[ЧТО ТРЕБУЕТСЯ] Воспроизведите исходный текст целиком, слово в слово, ничего не меняя.

Андрей Битов: Мираж сюжета — страница 16 из 74

В 1949 году выбор Андрея пал на роман английского сочинителя Даниеля Дэфо «Жизнь, необыкновенные и удивительные приключения Робинзона Крузо, моряка из Йорка, прожившего 28 лет в полном одиночестве на необитаемом острове у берегов Америки близ устьев реки Ориноко, куда он был выброшен кораблекрушением, во время которого весь экипаж корабля, кроме него, погиб; с изложением его неожиданного освобождения пиратами, написанные им самим».

[ВЫДЕРЖКИ ИЗ ЗАПИСЕЙ]
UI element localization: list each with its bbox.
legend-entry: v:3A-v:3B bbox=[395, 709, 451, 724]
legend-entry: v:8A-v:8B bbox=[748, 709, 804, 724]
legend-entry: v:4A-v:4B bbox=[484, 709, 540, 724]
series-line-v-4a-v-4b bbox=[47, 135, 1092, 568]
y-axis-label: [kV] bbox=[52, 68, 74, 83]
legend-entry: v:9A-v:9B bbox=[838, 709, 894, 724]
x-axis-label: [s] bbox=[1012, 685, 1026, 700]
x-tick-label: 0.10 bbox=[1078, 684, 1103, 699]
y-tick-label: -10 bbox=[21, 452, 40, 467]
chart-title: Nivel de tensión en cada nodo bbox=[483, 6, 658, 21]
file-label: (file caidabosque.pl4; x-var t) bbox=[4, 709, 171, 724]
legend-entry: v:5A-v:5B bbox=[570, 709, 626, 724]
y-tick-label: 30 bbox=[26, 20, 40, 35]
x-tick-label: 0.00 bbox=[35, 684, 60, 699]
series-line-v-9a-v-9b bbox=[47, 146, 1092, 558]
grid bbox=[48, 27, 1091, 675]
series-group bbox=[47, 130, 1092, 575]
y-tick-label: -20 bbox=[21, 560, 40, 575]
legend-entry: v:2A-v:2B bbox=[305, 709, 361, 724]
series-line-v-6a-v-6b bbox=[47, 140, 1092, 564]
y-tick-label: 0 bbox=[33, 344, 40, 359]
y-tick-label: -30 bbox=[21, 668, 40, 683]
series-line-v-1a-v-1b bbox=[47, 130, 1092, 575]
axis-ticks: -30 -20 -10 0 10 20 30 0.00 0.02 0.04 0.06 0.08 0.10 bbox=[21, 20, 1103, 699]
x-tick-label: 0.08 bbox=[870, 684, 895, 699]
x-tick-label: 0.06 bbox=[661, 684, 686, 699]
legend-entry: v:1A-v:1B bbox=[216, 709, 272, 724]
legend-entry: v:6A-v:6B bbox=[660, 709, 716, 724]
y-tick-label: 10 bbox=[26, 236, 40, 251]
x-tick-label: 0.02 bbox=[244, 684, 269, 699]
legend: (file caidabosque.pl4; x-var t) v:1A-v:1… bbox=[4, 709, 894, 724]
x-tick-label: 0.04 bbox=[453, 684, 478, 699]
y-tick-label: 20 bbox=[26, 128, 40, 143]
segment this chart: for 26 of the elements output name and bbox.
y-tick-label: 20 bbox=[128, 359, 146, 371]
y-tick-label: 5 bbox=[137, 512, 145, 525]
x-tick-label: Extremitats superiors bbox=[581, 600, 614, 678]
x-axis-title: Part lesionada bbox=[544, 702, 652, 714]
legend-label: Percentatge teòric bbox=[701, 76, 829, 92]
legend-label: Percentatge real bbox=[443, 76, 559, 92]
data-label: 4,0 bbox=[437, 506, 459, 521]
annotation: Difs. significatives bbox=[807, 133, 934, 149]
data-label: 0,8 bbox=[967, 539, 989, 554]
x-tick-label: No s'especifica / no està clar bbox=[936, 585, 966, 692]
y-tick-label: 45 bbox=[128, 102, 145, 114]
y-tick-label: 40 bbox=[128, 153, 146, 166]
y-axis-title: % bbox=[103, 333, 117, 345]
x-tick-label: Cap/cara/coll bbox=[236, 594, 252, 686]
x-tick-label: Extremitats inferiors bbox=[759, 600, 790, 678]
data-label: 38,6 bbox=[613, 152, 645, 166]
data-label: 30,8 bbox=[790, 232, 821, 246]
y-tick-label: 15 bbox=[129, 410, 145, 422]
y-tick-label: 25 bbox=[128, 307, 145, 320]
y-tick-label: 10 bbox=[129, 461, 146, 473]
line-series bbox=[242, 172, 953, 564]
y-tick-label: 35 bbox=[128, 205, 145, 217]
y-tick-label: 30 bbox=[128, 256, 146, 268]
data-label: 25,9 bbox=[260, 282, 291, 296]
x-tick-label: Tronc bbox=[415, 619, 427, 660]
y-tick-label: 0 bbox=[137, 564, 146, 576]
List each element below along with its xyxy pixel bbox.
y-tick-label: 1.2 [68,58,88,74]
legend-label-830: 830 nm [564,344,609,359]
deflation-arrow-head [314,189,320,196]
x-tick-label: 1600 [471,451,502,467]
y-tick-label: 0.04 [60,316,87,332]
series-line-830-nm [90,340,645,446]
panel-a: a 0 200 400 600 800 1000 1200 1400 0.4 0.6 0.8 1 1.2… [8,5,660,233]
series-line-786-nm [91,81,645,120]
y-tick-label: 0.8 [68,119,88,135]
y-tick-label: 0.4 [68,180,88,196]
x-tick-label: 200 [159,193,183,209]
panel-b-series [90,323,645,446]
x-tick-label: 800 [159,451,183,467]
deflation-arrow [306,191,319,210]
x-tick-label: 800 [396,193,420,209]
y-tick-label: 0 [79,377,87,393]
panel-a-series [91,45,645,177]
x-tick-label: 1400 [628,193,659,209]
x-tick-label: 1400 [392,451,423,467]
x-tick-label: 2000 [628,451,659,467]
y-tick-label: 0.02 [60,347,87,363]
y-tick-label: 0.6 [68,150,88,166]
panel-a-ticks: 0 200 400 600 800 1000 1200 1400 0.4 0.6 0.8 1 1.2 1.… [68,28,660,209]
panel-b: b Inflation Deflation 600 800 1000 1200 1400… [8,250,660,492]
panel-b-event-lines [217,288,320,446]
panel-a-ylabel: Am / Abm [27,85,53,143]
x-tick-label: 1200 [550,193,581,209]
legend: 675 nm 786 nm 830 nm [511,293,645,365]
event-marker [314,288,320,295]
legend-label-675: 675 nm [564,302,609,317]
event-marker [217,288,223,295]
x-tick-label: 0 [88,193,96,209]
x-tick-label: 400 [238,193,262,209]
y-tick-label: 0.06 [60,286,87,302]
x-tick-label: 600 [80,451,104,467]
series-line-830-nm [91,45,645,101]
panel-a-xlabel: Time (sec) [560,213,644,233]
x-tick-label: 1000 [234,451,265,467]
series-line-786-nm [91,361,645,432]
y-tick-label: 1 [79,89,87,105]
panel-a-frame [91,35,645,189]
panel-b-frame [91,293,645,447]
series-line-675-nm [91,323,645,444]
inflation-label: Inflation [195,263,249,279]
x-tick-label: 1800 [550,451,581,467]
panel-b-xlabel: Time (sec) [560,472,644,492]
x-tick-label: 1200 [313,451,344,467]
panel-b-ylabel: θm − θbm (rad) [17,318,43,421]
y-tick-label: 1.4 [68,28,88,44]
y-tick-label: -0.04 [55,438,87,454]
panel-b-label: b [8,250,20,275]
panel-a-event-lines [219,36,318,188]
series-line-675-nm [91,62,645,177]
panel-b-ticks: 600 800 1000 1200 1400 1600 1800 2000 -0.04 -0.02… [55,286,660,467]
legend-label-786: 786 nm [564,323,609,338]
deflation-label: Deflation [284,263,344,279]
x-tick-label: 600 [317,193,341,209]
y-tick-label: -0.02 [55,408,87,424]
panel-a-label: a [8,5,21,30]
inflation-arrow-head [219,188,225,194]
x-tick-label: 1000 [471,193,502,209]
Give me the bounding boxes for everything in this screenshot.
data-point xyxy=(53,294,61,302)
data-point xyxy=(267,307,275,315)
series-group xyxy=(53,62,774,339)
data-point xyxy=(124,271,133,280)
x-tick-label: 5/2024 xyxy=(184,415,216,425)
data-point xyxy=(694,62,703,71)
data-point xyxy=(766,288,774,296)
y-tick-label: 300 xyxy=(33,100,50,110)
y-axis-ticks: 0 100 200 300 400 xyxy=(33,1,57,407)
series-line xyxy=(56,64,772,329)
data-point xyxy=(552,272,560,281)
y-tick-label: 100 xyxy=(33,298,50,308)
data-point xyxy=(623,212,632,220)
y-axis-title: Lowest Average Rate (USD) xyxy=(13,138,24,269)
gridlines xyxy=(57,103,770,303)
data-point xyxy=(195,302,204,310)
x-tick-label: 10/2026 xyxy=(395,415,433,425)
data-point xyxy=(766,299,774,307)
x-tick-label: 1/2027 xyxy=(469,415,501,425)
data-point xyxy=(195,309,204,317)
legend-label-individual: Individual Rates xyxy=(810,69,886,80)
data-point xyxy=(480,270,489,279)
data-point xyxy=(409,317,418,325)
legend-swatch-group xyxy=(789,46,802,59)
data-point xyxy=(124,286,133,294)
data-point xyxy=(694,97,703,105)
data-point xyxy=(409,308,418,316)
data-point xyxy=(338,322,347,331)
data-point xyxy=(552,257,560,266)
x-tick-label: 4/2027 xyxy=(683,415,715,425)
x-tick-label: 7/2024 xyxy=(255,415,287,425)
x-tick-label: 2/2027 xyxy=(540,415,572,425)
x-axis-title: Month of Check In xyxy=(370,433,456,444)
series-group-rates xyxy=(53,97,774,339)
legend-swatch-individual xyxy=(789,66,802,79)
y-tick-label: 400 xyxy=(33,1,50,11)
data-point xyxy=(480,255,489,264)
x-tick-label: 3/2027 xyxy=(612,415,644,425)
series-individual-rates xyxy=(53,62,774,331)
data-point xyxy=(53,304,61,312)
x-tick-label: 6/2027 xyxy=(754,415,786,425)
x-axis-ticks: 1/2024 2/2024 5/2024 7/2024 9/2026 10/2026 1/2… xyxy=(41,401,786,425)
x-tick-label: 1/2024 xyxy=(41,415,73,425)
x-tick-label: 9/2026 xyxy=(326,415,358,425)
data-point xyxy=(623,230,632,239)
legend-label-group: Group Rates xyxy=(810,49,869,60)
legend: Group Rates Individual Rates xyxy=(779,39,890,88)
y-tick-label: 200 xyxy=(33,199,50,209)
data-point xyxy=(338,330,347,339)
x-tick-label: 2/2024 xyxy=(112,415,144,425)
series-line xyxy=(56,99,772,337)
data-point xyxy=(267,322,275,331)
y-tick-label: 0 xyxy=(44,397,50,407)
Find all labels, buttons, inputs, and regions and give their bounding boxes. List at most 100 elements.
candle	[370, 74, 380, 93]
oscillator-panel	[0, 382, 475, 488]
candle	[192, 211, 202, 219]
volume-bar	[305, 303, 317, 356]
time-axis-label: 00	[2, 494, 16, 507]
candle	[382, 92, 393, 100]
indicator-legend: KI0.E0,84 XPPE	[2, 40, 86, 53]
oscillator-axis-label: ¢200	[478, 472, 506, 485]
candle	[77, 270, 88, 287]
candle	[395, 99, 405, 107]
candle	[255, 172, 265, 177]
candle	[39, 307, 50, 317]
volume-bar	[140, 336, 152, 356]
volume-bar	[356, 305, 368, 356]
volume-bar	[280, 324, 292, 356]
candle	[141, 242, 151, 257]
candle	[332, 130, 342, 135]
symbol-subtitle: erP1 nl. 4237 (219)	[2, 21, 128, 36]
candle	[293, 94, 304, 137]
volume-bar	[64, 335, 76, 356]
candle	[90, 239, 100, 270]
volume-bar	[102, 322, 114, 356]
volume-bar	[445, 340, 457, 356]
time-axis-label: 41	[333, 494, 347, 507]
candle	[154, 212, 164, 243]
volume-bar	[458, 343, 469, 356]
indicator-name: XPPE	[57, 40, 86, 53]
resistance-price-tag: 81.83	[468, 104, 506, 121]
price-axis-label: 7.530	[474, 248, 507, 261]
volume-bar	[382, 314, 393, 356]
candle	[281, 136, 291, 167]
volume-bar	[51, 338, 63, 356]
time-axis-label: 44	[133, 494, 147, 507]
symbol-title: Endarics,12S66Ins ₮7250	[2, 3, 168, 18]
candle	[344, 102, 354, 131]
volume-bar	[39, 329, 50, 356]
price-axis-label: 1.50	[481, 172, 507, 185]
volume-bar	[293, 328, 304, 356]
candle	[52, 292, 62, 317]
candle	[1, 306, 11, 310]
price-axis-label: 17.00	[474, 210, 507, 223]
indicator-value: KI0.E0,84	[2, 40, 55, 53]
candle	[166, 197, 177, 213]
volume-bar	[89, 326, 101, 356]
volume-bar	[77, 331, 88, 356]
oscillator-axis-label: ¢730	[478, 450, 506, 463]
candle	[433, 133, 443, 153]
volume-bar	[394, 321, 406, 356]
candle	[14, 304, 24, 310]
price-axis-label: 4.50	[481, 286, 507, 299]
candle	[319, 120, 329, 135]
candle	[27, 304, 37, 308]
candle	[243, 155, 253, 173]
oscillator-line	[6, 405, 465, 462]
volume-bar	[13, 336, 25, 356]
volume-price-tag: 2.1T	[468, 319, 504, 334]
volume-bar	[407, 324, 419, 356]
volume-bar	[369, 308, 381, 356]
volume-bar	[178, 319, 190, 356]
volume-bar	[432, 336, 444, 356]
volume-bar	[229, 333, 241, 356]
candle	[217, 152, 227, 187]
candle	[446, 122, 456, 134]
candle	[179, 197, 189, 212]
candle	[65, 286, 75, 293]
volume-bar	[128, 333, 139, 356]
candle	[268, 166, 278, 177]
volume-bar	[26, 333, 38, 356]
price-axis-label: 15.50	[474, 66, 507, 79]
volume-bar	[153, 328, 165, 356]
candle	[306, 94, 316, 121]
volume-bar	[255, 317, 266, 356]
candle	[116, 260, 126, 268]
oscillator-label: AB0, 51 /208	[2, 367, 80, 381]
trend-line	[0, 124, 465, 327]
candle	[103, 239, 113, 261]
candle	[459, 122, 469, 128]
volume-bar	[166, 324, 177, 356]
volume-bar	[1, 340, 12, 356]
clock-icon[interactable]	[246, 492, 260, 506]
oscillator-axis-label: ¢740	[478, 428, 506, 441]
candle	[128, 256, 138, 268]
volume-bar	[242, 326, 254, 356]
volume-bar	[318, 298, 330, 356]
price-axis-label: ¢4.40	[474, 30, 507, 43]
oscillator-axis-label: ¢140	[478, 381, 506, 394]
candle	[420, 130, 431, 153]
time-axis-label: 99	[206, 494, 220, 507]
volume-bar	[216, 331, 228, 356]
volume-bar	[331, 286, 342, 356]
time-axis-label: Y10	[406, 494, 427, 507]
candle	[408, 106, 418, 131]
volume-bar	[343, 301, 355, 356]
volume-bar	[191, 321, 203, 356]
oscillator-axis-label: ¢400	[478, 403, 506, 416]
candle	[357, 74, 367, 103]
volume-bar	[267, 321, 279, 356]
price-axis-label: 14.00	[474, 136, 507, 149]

[ГОТОВОЕ РЕШЕНИЕ]
Андрей Битов: Мираж сюжета — страница 16 из 74

В 1949 году выбор Андрея пал на роман английского сочинителя Даниеля Дэфо «Жизнь, необыкновенные и удивительные приключения Робинзона Крузо, моряка из Йорка, прожившего 28 лет в полном одиночестве на необитаемом острове у берегов Америки близ устьев реки Ориноко, куда он был выброшен кораблекрушением, во время которого весь экипаж корабля, кроме него, погиб; с изложением его неожиданного освобождения пиратами, написанные им самим».